INPUT RECORDS -
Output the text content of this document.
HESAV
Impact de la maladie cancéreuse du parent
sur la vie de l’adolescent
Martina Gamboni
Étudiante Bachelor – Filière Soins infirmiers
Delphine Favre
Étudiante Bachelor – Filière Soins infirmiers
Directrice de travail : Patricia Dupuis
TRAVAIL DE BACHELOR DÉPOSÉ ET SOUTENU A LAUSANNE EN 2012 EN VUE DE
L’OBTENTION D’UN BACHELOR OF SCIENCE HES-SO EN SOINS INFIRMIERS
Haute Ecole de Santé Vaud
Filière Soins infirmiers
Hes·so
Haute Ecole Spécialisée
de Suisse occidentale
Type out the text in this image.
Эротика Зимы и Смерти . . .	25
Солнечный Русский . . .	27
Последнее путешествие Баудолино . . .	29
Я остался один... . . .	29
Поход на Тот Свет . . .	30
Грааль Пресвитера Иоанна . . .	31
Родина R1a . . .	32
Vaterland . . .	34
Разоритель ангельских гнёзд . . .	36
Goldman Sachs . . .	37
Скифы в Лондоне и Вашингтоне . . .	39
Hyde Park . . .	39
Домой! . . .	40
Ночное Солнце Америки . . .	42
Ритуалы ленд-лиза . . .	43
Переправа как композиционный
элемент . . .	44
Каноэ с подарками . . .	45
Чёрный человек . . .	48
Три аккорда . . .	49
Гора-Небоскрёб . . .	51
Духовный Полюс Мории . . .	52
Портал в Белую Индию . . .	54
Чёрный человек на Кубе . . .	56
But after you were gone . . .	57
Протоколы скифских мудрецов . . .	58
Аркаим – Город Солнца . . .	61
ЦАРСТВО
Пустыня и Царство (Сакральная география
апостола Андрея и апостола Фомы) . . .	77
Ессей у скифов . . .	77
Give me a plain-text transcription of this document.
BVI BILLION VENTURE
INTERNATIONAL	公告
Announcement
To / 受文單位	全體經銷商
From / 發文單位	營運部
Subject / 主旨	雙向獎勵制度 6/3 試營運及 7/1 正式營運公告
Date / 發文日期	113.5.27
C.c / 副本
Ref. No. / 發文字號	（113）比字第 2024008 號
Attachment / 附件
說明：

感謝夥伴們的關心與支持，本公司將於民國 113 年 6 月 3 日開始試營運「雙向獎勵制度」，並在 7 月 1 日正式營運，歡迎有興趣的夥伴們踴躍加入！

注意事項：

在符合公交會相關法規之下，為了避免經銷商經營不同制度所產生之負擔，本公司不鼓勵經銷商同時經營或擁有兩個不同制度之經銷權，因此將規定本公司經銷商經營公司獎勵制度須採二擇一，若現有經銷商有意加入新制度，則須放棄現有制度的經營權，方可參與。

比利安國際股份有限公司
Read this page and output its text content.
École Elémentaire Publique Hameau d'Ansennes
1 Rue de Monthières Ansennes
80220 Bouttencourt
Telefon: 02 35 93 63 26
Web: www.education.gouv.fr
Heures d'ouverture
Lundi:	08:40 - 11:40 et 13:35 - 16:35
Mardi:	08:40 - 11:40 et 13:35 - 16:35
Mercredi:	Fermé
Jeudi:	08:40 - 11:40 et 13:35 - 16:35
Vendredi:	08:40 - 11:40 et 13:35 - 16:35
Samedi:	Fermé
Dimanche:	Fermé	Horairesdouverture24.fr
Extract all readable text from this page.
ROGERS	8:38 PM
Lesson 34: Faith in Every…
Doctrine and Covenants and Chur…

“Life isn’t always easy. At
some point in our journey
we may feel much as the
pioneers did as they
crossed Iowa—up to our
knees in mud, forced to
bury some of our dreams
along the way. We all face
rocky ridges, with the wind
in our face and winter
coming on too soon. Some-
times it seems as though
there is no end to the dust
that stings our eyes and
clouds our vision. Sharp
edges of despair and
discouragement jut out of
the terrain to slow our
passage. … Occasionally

TASK REQUIREMENTS - Restate every entry word for word.

SOLUTION BELOW -
Output the text content of this document.
HESAV
Impact de la maladie cancéreuse du parent
sur la vie de l’adolescent
Martina Gamboni
Étudiante Bachelor – Filière Soins infirmiers
Delphine Favre
Étudiante Bachelor – Filière Soins infirmiers
Directrice de travail : Patricia Dupuis
TRAVAIL DE BACHELOR DÉPOSÉ ET SOUTENU A LAUSANNE EN 2012 EN VUE DE
L’OBTENTION D’UN BACHELOR OF SCIENCE HES-SO EN SOINS INFIRMIERS
Haute Ecole de Santé Vaud
Filière Soins infirmiers
Hes·so
Haute Ecole Spécialisée
de Suisse occidentale
Type out the text in this image.
Эротика Зимы и Смерти . . .	25
Солнечный Русский . . .	27
Последнее путешествие Баудолино . . .	29
Я остался один... . . .	29
Поход на Тот Свет . . .	30
Грааль Пресвитера Иоанна . . .	31
Родина R1a . . .	32
Vaterland . . .	34
Разоритель ангельских гнёзд . . .	36
Goldman Sachs . . .	37
Скифы в Лондоне и Вашингтоне . . .	39
Hyde Park . . .	39
Домой! . . .	40
Ночное Солнце Америки . . .	42
Ритуалы ленд-лиза . . .	43
Переправа как композиционный
элемент . . .	44
Каноэ с подарками . . .	45
Чёрный человек . . .	48
Три аккорда . . .	49
Гора-Небоскрёб . . .	51
Духовный Полюс Мории . . .	52
Портал в Белую Индию . . .	54
Чёрный человек на Кубе . . .	56
But after you were gone . . .	57
Протоколы скифских мудрецов . . .	58
Аркаим – Город Солнца . . .	61
ЦАРСТВО
Пустыня и Царство (Сакральная география
апостола Андрея и апостола Фомы) . . .	77
Ессей у скифов . . .	77
Give me a plain-text transcription of this document.
BVI BILLION VENTURE
INTERNATIONAL	公告
Announcement
To / 受文單位	全體經銷商
From / 發文單位	營運部
Subject / 主旨	雙向獎勵制度 6/3 試營運及 7/1 正式營運公告
Date / 發文日期	113.5.27
C.c / 副本
Ref. No. / 發文字號	（113）比字第 2024008 號
Attachment / 附件
說明：

感謝夥伴們的關心與支持，本公司將於民國 113 年 6 月 3 日開始試營運「雙向獎勵制度」，並在 7 月 1 日正式營運，歡迎有興趣的夥伴們踴躍加入！

注意事項：

在符合公交會相關法規之下，為了避免經銷商經營不同制度所產生之負擔，本公司不鼓勵經銷商同時經營或擁有兩個不同制度之經銷權，因此將規定本公司經銷商經營公司獎勵制度須採二擇一，若現有經銷商有意加入新制度，則須放棄現有制度的經營權，方可參與。

比利安國際股份有限公司
Read this page and output its text content.
École Elémentaire Publique Hameau d'Ansennes
1 Rue de Monthières Ansennes
80220 Bouttencourt
Telefon: 02 35 93 63 26
Web: www.education.gouv.fr
Heures d'ouverture
Lundi:	08:40 - 11:40 et 13:35 - 16:35
Mardi:	08:40 - 11:40 et 13:35 - 16:35
Mercredi:	Fermé
Jeudi:	08:40 - 11:40 et 13:35 - 16:35
Vendredi:	08:40 - 11:40 et 13:35 - 16:35
Samedi:	Fermé
Dimanche:	Fermé	Horairesdouverture24.fr
Extract all readable text from this page.
ROGERS	8:38 PM
Lesson 34: Faith in Every…
Doctrine and Covenants and Chur…

“Life isn’t always easy. At
some point in our journey
we may feel much as the
pioneers did as they
crossed Iowa—up to our
knees in mud, forced to
bury some of our dreams
along the way. We all face
rocky ridges, with the wind
in our face and winter
coming on too soon. Some-
times it seems as though
there is no end to the dust
that stings our eyes and
clouds our vision. Sharp
edges of despair and
discouragement jut out of
the terrain to slow our
passage. … Occasionally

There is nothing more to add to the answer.